Quote all of the material below word for word, leaving the pictures out of your answer.
----------------
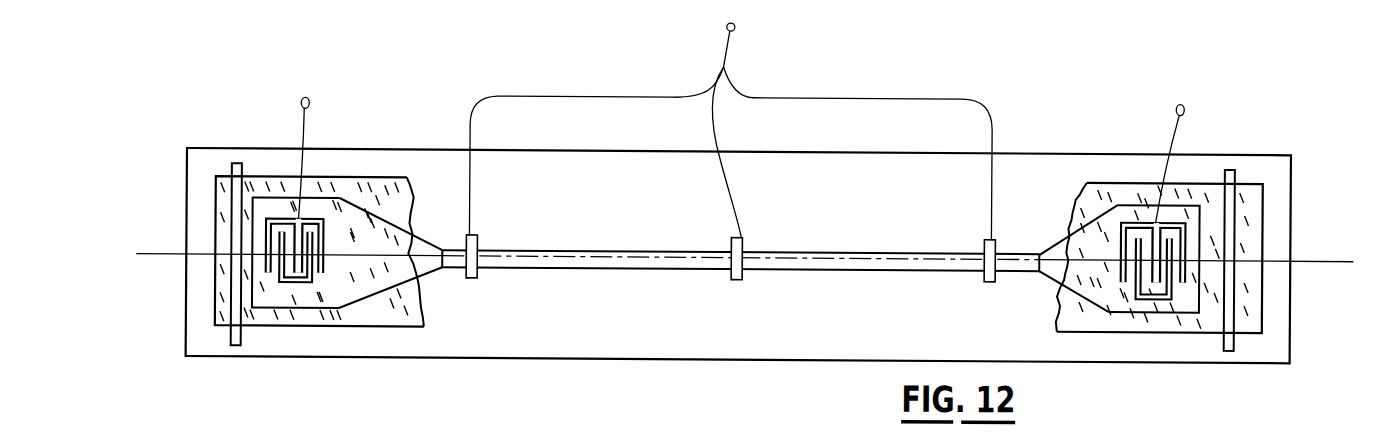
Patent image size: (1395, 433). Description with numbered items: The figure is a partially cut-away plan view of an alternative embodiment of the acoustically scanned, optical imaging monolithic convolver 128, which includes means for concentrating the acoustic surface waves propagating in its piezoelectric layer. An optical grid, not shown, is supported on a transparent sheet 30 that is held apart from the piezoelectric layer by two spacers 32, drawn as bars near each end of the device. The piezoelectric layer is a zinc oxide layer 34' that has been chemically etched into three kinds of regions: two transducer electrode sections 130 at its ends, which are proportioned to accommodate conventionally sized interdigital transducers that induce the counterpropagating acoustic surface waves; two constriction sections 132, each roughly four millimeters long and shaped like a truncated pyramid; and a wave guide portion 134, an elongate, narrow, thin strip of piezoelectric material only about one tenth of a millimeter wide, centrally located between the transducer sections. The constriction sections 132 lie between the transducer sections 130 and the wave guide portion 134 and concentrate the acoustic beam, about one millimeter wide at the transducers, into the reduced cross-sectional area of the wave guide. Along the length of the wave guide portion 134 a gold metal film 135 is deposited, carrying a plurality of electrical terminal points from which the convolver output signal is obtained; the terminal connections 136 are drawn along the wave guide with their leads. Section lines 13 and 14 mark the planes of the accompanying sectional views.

The section line 13- 13 is at (137, 218).
The section line 14- 14 is at (591, 124).
The transparent sheet 30 is at (357, 178).
The spacers 32 is at (236, 162).
The zinc oxide layer 34' is at (741, 290).
The monolithic convolver 128 is at (453, 102).
The transducer electrode sections 130 is at (302, 298).
The constriction sections 132 is at (388, 231).
The wave guide portion 134 is at (568, 264).
The metal film 135 is at (697, 263).
The clip 136 is at (481, 245).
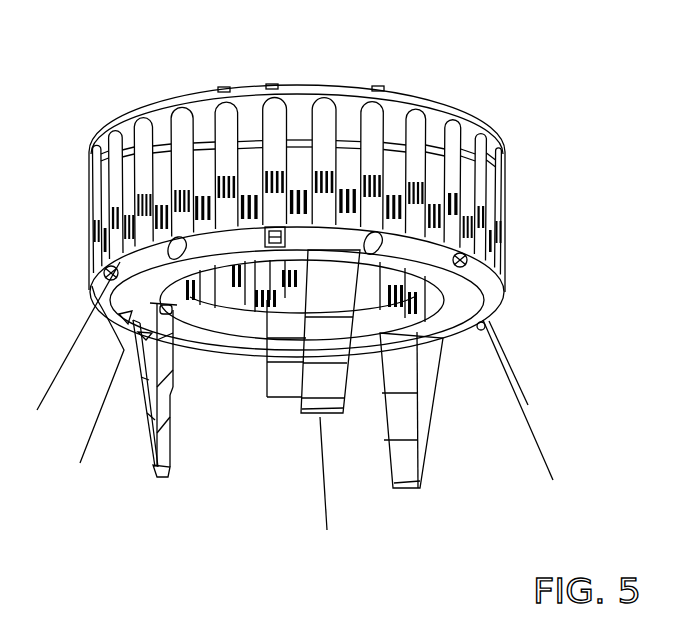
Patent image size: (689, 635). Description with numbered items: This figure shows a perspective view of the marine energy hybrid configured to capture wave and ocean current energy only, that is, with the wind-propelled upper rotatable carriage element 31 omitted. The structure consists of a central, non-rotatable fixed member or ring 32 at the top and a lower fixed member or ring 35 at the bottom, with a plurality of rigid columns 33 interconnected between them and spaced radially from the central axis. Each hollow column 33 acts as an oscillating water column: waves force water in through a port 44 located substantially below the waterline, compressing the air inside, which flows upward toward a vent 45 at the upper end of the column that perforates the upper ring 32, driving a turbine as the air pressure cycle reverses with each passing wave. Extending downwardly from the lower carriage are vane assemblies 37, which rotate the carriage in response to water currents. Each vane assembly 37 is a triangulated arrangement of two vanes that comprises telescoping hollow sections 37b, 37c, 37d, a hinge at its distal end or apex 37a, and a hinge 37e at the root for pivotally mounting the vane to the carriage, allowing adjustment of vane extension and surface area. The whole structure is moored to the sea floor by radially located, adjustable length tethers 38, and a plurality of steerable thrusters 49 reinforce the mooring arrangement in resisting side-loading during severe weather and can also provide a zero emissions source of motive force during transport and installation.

The upper rotatable carriage element 31 is at (452, 303).
The fixed member or ring 32 is at (133, 113).
The rigid columns 33 is at (120, 184).
The lower fixed member or ring 35 is at (492, 293).
The vane assembly 37 is at (285, 423).
The apex hinge 37a is at (170, 448).
The telescoping hollow section 37b is at (170, 413).
The telescoping hollow section 37c is at (172, 397).
The telescoping hollow section 37d is at (173, 352).
The root hinge 37e is at (173, 318).
The adjustable length tethers 38 is at (80, 463).
The port 44 is at (503, 238).
The vent 45 is at (378, 90).
The steerable thrusters 49 is at (170, 255).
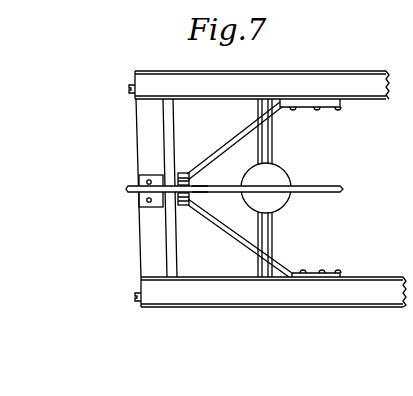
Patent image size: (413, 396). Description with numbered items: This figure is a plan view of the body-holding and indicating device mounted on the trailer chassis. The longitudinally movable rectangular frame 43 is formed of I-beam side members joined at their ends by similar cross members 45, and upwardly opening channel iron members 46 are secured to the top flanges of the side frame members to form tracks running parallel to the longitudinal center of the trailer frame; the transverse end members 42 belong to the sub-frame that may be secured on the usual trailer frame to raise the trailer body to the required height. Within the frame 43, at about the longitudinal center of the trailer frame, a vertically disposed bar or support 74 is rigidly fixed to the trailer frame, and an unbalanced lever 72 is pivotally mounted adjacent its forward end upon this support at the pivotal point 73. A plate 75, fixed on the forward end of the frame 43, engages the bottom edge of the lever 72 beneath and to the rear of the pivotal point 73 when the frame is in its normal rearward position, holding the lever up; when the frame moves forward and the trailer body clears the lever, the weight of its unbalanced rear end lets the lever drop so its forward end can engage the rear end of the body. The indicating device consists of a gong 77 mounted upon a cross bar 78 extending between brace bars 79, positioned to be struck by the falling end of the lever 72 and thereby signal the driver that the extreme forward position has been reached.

The transverse end member 42 is at (177, 258).
The frame 43 is at (340, 70).
The cross member 45 is at (145, 245).
The channel iron member 46 is at (267, 170).
The unbalanced lever 72 is at (352, 172).
The pivotal point 73 is at (190, 172).
The vertically disposed bar or support 74 is at (184, 206).
The plate 75 is at (208, 186).
The gong 77 is at (278, 177).
The cross bar 78 is at (267, 150).
The brace bar 79 is at (257, 129).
----------------
#### WORKED SOLUTION
Patent image size: (1395, 433). Description with numbered items: The figure is a partially cut-away plan view of an alternative embodiment of the acoustically scanned, optical imaging monolithic convolver 128, which includes means for concentrating the acoustic surface waves propagating in its piezoelectric layer. An optical grid, not shown, is supported on a transparent sheet 30 that is held apart from the piezoelectric layer by two spacers 32, drawn as bars near each end of the device. The piezoelectric layer is a zinc oxide layer 34' that has been chemically etched into three kinds of regions: two transducer electrode sections 130 at its ends, which are proportioned to accommodate conventionally sized interdigital transducers that induce the counterpropagating acoustic surface waves; two constriction sections 132, each roughly four millimeters long and shaped like a truncated pyramid; and a wave guide portion 134, an elongate, narrow, thin strip of piezoelectric material only about one tenth of a millimeter wide, centrally located between the transducer sections. The constriction sections 132 lie between the transducer sections 130 and the wave guide portion 134 and concentrate the acoustic beam, about one millimeter wide at the transducers, into the reduced cross-sectional area of the wave guide. Along the length of the wave guide portion 134 a gold metal film 135 is deposited, carrying a plurality of electrical terminal points from which the convolver output signal is obtained; the terminal connections 136 are drawn along the wave guide with their leads. Section lines 13 and 14 mark the planes of the accompanying sectional views.

The section line 13- 13 is at (137, 218).
The section line 14- 14 is at (591, 124).
The transparent sheet 30 is at (357, 178).
The spacers 32 is at (236, 162).
The zinc oxide layer 34' is at (741, 290).
The monolithic convolver 128 is at (453, 102).
The transducer electrode sections 130 is at (302, 298).
The constriction sections 132 is at (388, 231).
The wave guide portion 134 is at (568, 264).
The metal film 135 is at (697, 263).
The clip 136 is at (481, 245).
Patent image size: (689, 635). Description with numbered items: This figure shows a perspective view of the marine energy hybrid configured to capture wave and ocean current energy only, that is, with the wind-propelled upper rotatable carriage element 31 omitted. The structure consists of a central, non-rotatable fixed member or ring 32 at the top and a lower fixed member or ring 35 at the bottom, with a plurality of rigid columns 33 interconnected between them and spaced radially from the central axis. Each hollow column 33 acts as an oscillating water column: waves force water in through a port 44 located substantially below the waterline, compressing the air inside, which flows upward toward a vent 45 at the upper end of the column that perforates the upper ring 32, driving a turbine as the air pressure cycle reverses with each passing wave. Extending downwardly from the lower carriage are vane assemblies 37, which rotate the carriage in response to water currents. Each vane assembly 37 is a triangulated arrangement of two vanes that comprises telescoping hollow sections 37b, 37c, 37d, a hinge at its distal end or apex 37a, and a hinge 37e at the root for pivotally mounting the vane to the carriage, allowing adjustment of vane extension and surface area. The whole structure is moored to the sea floor by radially located, adjustable length tethers 38, and a plurality of steerable thrusters 49 reinforce the mooring arrangement in resisting side-loading during severe weather and can also provide a zero emissions source of motive force during transport and installation.

The upper rotatable carriage element 31 is at (452, 303).
The fixed member or ring 32 is at (133, 113).
The rigid columns 33 is at (120, 184).
The lower fixed member or ring 35 is at (492, 293).
The vane assembly 37 is at (285, 423).
The apex hinge 37a is at (170, 448).
The telescoping hollow section 37b is at (170, 413).
The telescoping hollow section 37c is at (172, 397).
The telescoping hollow section 37d is at (173, 352).
The root hinge 37e is at (173, 318).
The adjustable length tethers 38 is at (80, 463).
The port 44 is at (503, 238).
The vent 45 is at (378, 90).
The steerable thrusters 49 is at (170, 255).
Patent image size: (413, 396). Description with numbered items: This figure is a plan view of the body-holding and indicating device mounted on the trailer chassis. The longitudinally movable rectangular frame 43 is formed of I-beam side members joined at their ends by similar cross members 45, and upwardly opening channel iron members 46 are secured to the top flanges of the side frame members to form tracks running parallel to the longitudinal center of the trailer frame; the transverse end members 42 belong to the sub-frame that may be secured on the usual trailer frame to raise the trailer body to the required height. Within the frame 43, at about the longitudinal center of the trailer frame, a vertically disposed bar or support 74 is rigidly fixed to the trailer frame, and an unbalanced lever 72 is pivotally mounted adjacent its forward end upon this support at the pivotal point 73. A plate 75, fixed on the forward end of the frame 43, engages the bottom edge of the lever 72 beneath and to the rear of the pivotal point 73 when the frame is in its normal rearward position, holding the lever up; when the frame moves forward and the trailer body clears the lever, the weight of its unbalanced rear end lets the lever drop so its forward end can engage the rear end of the body. The indicating device consists of a gong 77 mounted upon a cross bar 78 extending between brace bars 79, positioned to be struck by the falling end of the lever 72 and thereby signal the driver that the extreme forward position has been reached.

The transverse end member 42 is at (177, 258).
The frame 43 is at (340, 70).
The cross member 45 is at (145, 245).
The channel iron member 46 is at (267, 170).
The unbalanced lever 72 is at (352, 172).
The pivotal point 73 is at (190, 172).
The vertically disposed bar or support 74 is at (184, 206).
The plate 75 is at (208, 186).
The gong 77 is at (278, 177).
The cross bar 78 is at (267, 150).
The brace bar 79 is at (257, 129).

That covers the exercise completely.